### Set exercise
State the number of lines in the material below that have "AUDCHF" in them, without any other text.

### Supplied data
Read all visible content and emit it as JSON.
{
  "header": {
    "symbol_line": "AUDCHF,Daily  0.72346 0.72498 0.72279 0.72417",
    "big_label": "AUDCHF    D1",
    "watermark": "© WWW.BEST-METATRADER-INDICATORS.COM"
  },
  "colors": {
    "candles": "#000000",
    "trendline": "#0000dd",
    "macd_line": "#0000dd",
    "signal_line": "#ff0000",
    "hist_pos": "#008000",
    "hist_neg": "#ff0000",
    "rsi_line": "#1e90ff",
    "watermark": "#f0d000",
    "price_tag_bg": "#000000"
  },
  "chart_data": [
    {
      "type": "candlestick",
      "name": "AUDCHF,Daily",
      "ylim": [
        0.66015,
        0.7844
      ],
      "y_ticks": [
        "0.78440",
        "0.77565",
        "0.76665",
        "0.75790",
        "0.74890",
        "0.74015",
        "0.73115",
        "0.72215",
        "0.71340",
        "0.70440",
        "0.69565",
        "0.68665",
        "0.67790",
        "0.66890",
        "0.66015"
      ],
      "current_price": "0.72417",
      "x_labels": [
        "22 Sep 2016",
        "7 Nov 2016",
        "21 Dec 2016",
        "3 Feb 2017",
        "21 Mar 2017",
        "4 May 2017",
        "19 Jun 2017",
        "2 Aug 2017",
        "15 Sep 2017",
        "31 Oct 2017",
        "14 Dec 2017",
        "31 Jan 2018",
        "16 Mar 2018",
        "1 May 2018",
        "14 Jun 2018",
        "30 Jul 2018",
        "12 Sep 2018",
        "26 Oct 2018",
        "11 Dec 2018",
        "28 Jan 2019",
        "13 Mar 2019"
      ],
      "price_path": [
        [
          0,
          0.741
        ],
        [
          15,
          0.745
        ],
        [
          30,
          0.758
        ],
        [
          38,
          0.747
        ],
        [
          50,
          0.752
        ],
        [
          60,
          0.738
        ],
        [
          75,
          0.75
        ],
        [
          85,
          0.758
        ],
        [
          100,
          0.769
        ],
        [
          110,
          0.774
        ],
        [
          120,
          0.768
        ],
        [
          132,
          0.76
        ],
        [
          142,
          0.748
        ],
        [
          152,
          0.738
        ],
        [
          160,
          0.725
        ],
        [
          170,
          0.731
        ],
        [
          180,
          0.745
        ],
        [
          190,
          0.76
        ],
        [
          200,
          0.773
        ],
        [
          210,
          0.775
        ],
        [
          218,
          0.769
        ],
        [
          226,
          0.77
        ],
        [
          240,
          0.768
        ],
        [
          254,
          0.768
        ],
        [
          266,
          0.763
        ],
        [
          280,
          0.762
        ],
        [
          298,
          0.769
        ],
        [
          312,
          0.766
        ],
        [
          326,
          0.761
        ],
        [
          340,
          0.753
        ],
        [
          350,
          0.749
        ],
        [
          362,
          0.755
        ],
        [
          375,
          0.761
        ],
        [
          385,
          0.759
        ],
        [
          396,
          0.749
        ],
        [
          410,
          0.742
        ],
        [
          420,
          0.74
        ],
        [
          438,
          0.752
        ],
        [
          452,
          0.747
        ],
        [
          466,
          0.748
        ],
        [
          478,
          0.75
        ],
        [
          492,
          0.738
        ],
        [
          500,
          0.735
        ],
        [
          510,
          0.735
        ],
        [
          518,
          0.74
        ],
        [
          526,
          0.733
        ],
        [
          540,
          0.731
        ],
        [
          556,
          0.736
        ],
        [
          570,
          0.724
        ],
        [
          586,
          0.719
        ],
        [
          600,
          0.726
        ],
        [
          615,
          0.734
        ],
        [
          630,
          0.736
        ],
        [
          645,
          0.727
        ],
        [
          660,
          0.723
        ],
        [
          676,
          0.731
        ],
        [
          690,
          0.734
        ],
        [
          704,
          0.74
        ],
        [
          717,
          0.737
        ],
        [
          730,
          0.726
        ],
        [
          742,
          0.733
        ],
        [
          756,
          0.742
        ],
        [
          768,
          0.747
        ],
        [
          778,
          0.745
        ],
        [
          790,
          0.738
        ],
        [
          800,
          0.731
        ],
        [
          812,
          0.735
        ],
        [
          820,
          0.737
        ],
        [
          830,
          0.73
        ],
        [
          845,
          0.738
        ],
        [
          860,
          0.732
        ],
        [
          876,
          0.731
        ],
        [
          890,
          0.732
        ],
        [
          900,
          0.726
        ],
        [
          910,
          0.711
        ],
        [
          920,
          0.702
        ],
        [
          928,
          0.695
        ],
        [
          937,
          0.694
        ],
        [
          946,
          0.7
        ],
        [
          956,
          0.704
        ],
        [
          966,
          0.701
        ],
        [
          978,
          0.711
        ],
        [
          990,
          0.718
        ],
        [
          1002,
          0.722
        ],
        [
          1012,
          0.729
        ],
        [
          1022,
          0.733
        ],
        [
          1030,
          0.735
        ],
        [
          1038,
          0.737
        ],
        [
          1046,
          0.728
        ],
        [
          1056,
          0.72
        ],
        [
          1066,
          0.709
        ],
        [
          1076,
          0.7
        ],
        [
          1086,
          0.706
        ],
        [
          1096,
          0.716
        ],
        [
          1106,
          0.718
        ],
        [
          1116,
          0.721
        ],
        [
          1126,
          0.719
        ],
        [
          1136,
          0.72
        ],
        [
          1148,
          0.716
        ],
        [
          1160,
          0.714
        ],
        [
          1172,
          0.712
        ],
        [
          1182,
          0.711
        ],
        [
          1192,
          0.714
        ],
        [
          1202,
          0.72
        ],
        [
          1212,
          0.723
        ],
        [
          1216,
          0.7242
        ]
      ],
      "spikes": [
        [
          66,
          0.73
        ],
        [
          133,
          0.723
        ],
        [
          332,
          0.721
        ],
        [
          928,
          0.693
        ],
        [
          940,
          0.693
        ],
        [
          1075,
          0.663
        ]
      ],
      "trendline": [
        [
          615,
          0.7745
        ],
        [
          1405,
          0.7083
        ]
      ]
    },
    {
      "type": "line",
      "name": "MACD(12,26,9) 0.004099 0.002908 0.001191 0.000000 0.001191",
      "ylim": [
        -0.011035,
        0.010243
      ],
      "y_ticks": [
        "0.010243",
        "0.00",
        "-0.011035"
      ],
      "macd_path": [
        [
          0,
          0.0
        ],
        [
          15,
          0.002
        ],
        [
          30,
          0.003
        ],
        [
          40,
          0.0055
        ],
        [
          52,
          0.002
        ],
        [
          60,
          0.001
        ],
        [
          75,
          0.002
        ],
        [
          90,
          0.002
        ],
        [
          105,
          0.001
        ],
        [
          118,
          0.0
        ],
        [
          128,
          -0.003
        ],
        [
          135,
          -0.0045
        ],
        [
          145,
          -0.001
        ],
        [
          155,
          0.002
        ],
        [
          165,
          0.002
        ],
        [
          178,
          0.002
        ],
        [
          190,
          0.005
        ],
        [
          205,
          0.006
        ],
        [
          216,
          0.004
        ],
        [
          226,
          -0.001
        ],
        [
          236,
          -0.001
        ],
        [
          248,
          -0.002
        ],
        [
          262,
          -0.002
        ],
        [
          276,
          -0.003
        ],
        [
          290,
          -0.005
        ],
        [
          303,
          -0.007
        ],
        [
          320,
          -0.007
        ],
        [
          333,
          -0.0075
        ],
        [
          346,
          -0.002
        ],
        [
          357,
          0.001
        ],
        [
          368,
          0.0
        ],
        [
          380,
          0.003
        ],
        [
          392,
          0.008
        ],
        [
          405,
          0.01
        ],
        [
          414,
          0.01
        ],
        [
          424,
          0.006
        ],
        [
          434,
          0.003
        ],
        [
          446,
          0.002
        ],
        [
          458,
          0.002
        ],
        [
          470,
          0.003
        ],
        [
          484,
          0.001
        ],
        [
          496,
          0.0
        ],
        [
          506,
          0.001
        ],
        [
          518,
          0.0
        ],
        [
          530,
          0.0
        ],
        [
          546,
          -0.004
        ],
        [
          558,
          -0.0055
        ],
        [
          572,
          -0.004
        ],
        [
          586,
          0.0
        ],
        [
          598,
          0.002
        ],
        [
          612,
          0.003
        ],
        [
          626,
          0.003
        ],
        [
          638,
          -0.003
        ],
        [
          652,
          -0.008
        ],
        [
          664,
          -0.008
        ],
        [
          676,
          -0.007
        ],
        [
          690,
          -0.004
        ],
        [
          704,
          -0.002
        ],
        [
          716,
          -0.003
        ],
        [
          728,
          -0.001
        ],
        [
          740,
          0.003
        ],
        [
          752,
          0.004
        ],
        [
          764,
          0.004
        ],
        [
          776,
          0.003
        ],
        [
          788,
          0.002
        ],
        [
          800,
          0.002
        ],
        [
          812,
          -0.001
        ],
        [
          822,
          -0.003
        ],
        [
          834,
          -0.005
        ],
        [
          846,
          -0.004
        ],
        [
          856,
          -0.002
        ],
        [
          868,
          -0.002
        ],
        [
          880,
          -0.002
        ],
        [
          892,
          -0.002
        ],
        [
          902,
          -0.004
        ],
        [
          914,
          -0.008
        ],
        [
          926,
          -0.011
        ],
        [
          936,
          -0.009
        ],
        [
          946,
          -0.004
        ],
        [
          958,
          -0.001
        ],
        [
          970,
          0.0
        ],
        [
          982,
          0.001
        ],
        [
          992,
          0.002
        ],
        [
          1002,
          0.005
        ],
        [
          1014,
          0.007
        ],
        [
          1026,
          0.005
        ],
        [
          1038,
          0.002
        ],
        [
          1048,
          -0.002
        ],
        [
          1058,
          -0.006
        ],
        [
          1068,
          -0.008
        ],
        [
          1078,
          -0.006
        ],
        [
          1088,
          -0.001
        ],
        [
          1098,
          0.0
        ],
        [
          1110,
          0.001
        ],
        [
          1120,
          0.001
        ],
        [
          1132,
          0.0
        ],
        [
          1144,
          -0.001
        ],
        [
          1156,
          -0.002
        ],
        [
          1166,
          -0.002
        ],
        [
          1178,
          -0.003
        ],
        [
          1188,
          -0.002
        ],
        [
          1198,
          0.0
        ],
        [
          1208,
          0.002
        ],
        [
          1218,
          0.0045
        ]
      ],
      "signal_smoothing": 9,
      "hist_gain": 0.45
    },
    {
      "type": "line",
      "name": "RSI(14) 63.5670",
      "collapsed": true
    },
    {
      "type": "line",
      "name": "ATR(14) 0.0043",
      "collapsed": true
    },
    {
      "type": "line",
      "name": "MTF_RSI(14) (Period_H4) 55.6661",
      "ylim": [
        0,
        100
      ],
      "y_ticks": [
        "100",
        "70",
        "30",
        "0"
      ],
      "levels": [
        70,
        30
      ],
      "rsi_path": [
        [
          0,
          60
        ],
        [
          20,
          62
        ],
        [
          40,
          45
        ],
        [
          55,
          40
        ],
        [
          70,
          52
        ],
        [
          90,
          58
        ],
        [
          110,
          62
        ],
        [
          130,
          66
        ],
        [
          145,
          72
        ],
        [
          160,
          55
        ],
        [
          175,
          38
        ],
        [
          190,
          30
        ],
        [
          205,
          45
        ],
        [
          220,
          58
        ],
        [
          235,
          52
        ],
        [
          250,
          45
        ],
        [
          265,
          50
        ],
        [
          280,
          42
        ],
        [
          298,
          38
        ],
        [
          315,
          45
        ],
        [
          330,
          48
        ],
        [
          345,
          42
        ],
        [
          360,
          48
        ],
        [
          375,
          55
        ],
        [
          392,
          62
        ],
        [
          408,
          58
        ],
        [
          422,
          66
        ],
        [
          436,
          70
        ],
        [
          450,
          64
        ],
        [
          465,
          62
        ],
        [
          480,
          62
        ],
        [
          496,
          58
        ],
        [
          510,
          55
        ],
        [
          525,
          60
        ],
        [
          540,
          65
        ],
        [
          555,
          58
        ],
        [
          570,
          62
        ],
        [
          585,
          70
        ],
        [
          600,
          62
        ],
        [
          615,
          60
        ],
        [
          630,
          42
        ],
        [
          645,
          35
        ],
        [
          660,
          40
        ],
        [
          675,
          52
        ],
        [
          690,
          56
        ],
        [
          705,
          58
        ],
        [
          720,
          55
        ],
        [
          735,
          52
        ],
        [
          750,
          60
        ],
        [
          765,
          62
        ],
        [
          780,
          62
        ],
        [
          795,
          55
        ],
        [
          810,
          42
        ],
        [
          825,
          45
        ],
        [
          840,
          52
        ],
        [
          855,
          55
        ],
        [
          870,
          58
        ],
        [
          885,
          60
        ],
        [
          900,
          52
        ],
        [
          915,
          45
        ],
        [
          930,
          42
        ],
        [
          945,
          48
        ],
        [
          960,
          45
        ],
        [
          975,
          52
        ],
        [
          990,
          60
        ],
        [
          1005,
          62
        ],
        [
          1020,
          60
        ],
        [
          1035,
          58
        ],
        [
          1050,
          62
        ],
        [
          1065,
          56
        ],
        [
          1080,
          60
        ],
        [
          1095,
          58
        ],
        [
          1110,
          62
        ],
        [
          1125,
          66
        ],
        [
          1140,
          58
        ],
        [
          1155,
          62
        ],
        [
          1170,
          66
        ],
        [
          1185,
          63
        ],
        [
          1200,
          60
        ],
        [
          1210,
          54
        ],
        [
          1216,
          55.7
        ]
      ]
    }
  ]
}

### Exercise solution
3